Luca Menon

Personal information
- Date of birth: 6 March 2009 (age 17)
- Place of birth: Italy
- Positions: Wide midfielder; winger;

Team information
- Current team: Milan Futuro

Youth career
- Cittadella
- 2023–: AC Milan

Senior career*
- Years: Team / Apps / (Gls)
- 2026–: Milan Futuro (res.) / 5 / (1)

International career^{‡}
- 2026–: Italy U17 / 2 / (0)

= Luca Menon =

Italian footballer (born 2009)

Luca Menon (born 6 March 2009) is an Italian professional footballer who plays as a wide midfielder and winger for club Milan Futuro, the reserve team of club AC Milan. He is an Italian youth international.

Given task A: Update the records from the first line through the line containing "24, 912, 38]", replacing "webcam-overlay" with "camera-overlay" and keeping everything else the same.
Given task B: Write what comes next in the article about the footballer Luca Menon.

Excerpted data:
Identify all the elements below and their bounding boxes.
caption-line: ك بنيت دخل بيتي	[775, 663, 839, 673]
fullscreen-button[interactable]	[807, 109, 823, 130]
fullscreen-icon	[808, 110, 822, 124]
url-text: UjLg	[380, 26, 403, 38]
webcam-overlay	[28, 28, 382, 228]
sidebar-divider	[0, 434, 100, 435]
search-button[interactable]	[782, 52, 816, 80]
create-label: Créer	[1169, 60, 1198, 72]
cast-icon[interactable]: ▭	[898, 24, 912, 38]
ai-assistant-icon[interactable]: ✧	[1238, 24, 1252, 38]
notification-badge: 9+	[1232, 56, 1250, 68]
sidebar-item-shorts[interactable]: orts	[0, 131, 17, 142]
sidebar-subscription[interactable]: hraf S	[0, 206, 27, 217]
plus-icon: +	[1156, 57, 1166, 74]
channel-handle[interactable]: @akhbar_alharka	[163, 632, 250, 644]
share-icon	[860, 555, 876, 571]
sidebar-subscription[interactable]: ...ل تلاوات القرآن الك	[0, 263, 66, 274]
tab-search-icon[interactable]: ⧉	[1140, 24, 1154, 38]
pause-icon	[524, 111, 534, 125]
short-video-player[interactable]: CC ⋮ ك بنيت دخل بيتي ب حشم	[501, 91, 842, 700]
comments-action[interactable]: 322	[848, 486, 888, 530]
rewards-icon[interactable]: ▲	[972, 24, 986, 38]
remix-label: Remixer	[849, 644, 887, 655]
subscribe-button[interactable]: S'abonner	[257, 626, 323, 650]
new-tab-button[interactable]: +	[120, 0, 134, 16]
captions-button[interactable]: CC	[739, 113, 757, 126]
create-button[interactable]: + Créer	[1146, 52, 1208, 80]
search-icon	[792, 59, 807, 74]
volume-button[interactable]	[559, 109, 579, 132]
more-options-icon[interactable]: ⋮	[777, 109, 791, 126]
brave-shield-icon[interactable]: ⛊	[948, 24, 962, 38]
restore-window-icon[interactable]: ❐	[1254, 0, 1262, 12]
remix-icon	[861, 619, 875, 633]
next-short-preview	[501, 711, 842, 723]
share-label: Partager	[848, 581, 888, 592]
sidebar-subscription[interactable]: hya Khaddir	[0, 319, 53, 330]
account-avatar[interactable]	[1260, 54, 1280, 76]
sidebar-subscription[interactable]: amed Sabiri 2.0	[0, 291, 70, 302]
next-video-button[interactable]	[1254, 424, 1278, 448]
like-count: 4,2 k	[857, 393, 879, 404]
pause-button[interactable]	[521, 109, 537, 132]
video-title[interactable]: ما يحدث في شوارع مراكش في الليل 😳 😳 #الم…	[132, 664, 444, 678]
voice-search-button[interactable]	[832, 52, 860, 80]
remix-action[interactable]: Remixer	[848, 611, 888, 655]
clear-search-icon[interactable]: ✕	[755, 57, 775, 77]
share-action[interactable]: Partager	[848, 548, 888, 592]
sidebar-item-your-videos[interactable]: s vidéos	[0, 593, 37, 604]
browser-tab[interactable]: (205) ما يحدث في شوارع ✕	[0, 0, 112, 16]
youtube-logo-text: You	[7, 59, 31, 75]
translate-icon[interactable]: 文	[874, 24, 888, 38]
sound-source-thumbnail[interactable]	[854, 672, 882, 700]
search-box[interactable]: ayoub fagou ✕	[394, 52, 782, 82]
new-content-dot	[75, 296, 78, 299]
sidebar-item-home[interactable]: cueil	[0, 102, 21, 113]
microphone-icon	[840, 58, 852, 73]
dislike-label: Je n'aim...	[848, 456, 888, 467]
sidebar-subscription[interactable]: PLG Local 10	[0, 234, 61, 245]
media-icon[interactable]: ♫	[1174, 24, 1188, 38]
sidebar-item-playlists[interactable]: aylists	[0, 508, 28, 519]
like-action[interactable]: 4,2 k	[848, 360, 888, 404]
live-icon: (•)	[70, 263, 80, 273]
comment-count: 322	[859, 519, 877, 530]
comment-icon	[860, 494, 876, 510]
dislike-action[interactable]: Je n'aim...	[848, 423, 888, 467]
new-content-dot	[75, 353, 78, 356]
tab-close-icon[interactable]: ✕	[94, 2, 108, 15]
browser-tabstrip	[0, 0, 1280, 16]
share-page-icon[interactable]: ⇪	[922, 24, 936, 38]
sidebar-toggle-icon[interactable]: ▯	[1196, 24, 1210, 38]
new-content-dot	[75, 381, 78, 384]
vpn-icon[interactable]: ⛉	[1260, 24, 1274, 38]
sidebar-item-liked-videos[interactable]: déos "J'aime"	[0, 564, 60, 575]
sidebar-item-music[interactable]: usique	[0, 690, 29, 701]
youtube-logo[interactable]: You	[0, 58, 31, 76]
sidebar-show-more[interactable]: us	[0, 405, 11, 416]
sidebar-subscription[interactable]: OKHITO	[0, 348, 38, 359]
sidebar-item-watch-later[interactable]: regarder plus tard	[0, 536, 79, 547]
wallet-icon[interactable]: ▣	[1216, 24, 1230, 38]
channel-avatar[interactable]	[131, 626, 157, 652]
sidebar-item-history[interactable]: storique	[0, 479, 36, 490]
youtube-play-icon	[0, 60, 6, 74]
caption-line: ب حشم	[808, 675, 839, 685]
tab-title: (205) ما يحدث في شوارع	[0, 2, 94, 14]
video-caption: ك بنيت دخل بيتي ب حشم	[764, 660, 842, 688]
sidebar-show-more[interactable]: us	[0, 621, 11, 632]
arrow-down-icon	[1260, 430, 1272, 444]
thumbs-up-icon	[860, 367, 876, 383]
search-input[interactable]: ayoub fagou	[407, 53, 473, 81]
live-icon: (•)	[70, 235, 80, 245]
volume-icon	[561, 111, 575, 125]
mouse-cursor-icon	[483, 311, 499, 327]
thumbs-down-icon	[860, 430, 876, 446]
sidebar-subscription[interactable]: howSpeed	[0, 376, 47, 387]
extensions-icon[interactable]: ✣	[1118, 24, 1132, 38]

Task result A:
Identify all the elements below and their bounding boxes.
caption-line: ك بنيت دخل بيتي	[775, 663, 839, 673]
fullscreen-button[interactable]	[807, 109, 823, 130]
fullscreen-icon	[808, 110, 822, 124]
url-text: UjLg	[380, 26, 403, 38]
camera-overlay	[28, 28, 382, 228]
sidebar-divider	[0, 434, 100, 435]
search-button[interactable]	[782, 52, 816, 80]
create-label: Créer	[1169, 60, 1198, 72]
cast-icon[interactable]: ▭	[898, 24, 912, 38]

Task result B:
==Club career==
Menon is a youth product of Cittadella, later joining the youth academy of AC Milan in 2023. Having impressed during the 2025–26 season with the under-17 team, he was promoted to the under-23 and reserves and secured his first professional deal.

He received his first call-up with AC Milan's reserve team during the second half of the 2025–26 season, on 22 February 2026, in a 3–0 away win Serie D match against Caldiero Terme, as an unused substitute however. Menon made gis professional debut with Milan Futuro, on 8 February, substituting Matteo Geroli at the second half of a 1–0 away loss Serie D match against Real Calepina. Eighteen days later, he made his second appearance for the club and his first start, during a 3–1 away win Serie D match against Castellanzese. Menon scored his first professional goal the following month, on May 3, starting once again and scoring the 7th goal of a 10–1 home win against Vogherese.

On 30 May 2026, he signed his first professional contract with AC Milan.

==International career==
He is an Italy youth international, having debuted with the under-17 team in 2026.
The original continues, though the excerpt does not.